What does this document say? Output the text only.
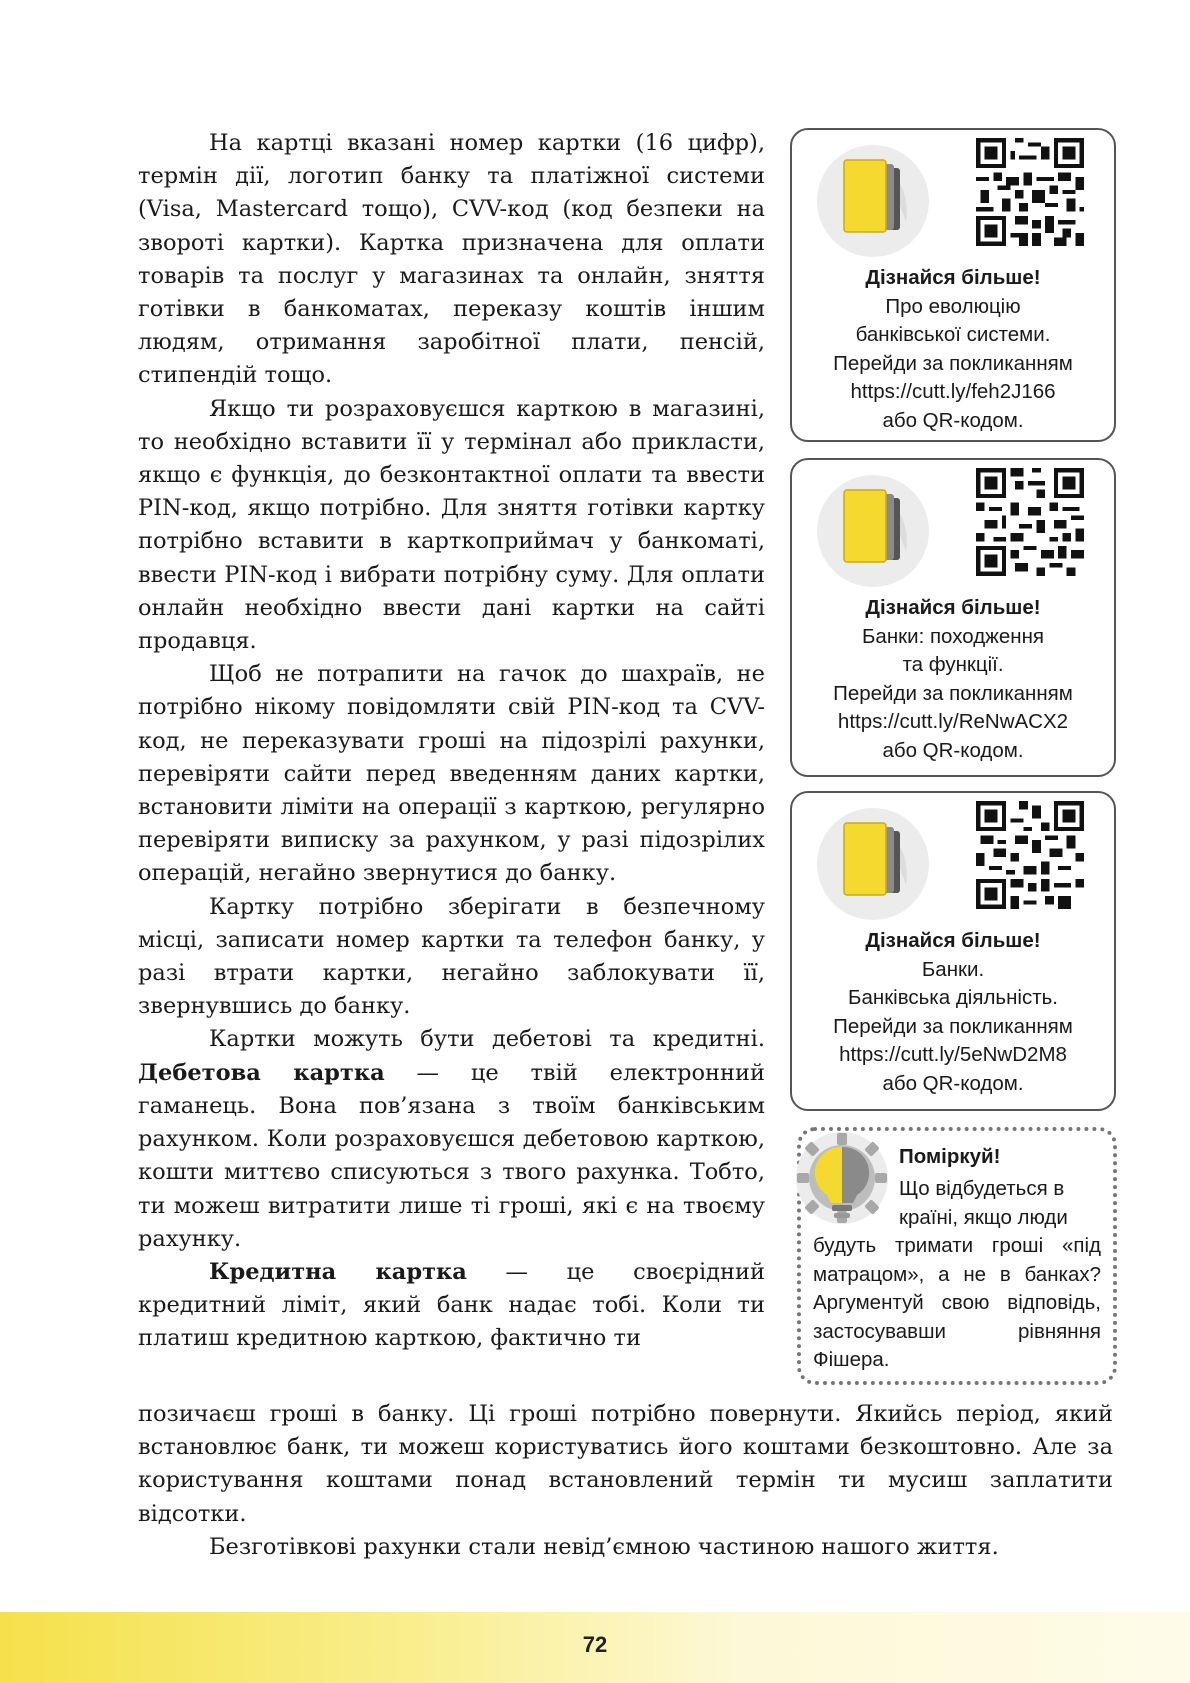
На картці вказані номер картки (16 цифр), термін дії, логотип банку та платіжної системи (Visa, Mastercard тощо), CVV-код (код безпеки на звороті картки). Картка призначена для оплати товарів та послуг у магазинах та онлайн, зняття готівки в банкоматах, переказу коштів іншим людям, отримання заробітної плати, пенсій, стипендій тощо.

Якщо ти розраховуєшся карткою в магазині, то необхідно вставити її у термінал або прикласти, якщо є функція, до безконтактної оплати та ввести PIN-код, якщо потрібно. Для зняття готівки картку потрібно вставити в карткоприймач у банкоматі, ввести PIN-код і вибрати потрібну суму. Для оплати онлайн необхідно ввести дані картки на сайті продавця.

Щоб не потрапити на гачок до шахраїв, не потрібно нікому повідомляти свій PIN-код та CVV-код, не переказувати гроші на підозрілі рахунки, перевіряти сайти перед введенням даних картки, встановити ліміти на операції з карткою, регулярно перевіряти виписку за рахунком, у разі підозрілих операцій, негайно звернутися до банку.

Картку потрібно зберігати в безпечному місці, записати номер картки та телефон банку, у разі втрати картки, негайно заблокувати її, звернувшись до банку.

Картки можуть бути дебетові та кредитні. Дебетова картка — це твій електронний гаманець. Вона пов’язана з твоїм банківським рахунком. Коли розраховуєшся дебетовою карткою, кошти миттєво списуються з твого рахунка. Тобто, ти можеш витратити лише ті гроші, які є на твоєму рахунку.

Кредитна картка — це своєрідний кредитний ліміт, який банк надає тобі. Коли ти платиш кредитною карткою, фактично ти

позичаєш гроші в банку. Ці гроші потрібно повернути. Якийсь період, який встановлює банк, ти можеш користуватись його коштами безкоштовно. Але за користування коштами понад встановлений термін ти мусиш заплатити відсотки.

Безготівкові рахунки стали невід’ємною частиною нашого життя.

Дізнайся більше!
Про еволюцію
банківської системи.
Перейди за покликанням
https://cutt.ly/feh2J166
або QR-кодом.
Дізнайся більше!
Банки: походження
та функції.
Перейди за покликанням
https://cutt.ly/ReNwACX2
або QR-кодом.
Дізнайся більше!
Банки.
Банківська діяльність.
Перейди за покликанням
https://cutt.ly/5eNwD2M8
або QR-кодом.
Поміркуй!
Що відбудеться в
країні, якщо люди
будуть тримати гроші «під матрацом», а не в банках? Аргументуй свою відповідь, застосувавши рівняння Фішера.
72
================================
SET TASK: From the data above, write out everything exactly except the pictures.

EXERCISE RESULT:
What does this document say? Output the text only.
На картці вказані номер картки (16 цифр), термін дії, логотип банку та платіжної системи (Visa, Mastercard тощо), CVV-код (код безпеки на звороті картки). Картка призначена для оплати товарів та послуг у магазинах та онлайн, зняття готівки в банкоматах, переказу коштів іншим людям, отримання заробітної плати, пенсій, стипендій тощо.

Якщо ти розраховуєшся карткою в магазині, то необхідно вставити її у термінал або прикласти, якщо є функція, до безконтактної оплати та ввести PIN-код, якщо потрібно. Для зняття готівки картку потрібно вставити в карткоприймач у банкоматі, ввести PIN-код і вибрати потрібну суму. Для оплати онлайн необхідно ввести дані картки на сайті продавця.

Щоб не потрапити на гачок до шахраїв, не потрібно нікому повідомляти свій PIN-код та CVV-код, не переказувати гроші на підозрілі рахунки, перевіряти сайти перед введенням даних картки, встановити ліміти на операції з карткою, регулярно перевіряти виписку за рахунком, у разі підозрілих операцій, негайно звернутися до банку.

Картку потрібно зберігати в безпечному місці, записати номер картки та телефон банку, у разі втрати картки, негайно заблокувати її, звернувшись до банку.

Картки можуть бути дебетові та кредитні. Дебетова картка — це твій електронний гаманець. Вона пов’язана з твоїм банківським рахунком. Коли розраховуєшся дебетовою карткою, кошти миттєво списуються з твого рахунка. Тобто, ти можеш витратити лише ті гроші, які є на твоєму рахунку.

Кредитна картка — це своєрідний кредитний ліміт, який банк надає тобі. Коли ти платиш кредитною карткою, фактично ти

позичаєш гроші в банку. Ці гроші потрібно повернути. Якийсь період, який встановлює банк, ти можеш користуватись його коштами безкоштовно. Але за користування коштами понад встановлений термін ти мусиш заплатити відсотки.

Безготівкові рахунки стали невід’ємною частиною нашого життя.

Дізнайся більше!
Про еволюцію
банківської системи.
Перейди за покликанням
https://cutt.ly/feh2J166
або QR-кодом.
Дізнайся більше!
Банки: походження
та функції.
Перейди за покликанням
https://cutt.ly/ReNwACX2
або QR-кодом.
Дізнайся більше!
Банки.
Банківська діяльність.
Перейди за покликанням
https://cutt.ly/5eNwD2M8
або QR-кодом.
Поміркуй!
Що відбудеться в
країні, якщо люди
будуть тримати гроші «під матрацом», а не в банках? Аргументуй свою відповідь, застосувавши рівняння Фішера.
72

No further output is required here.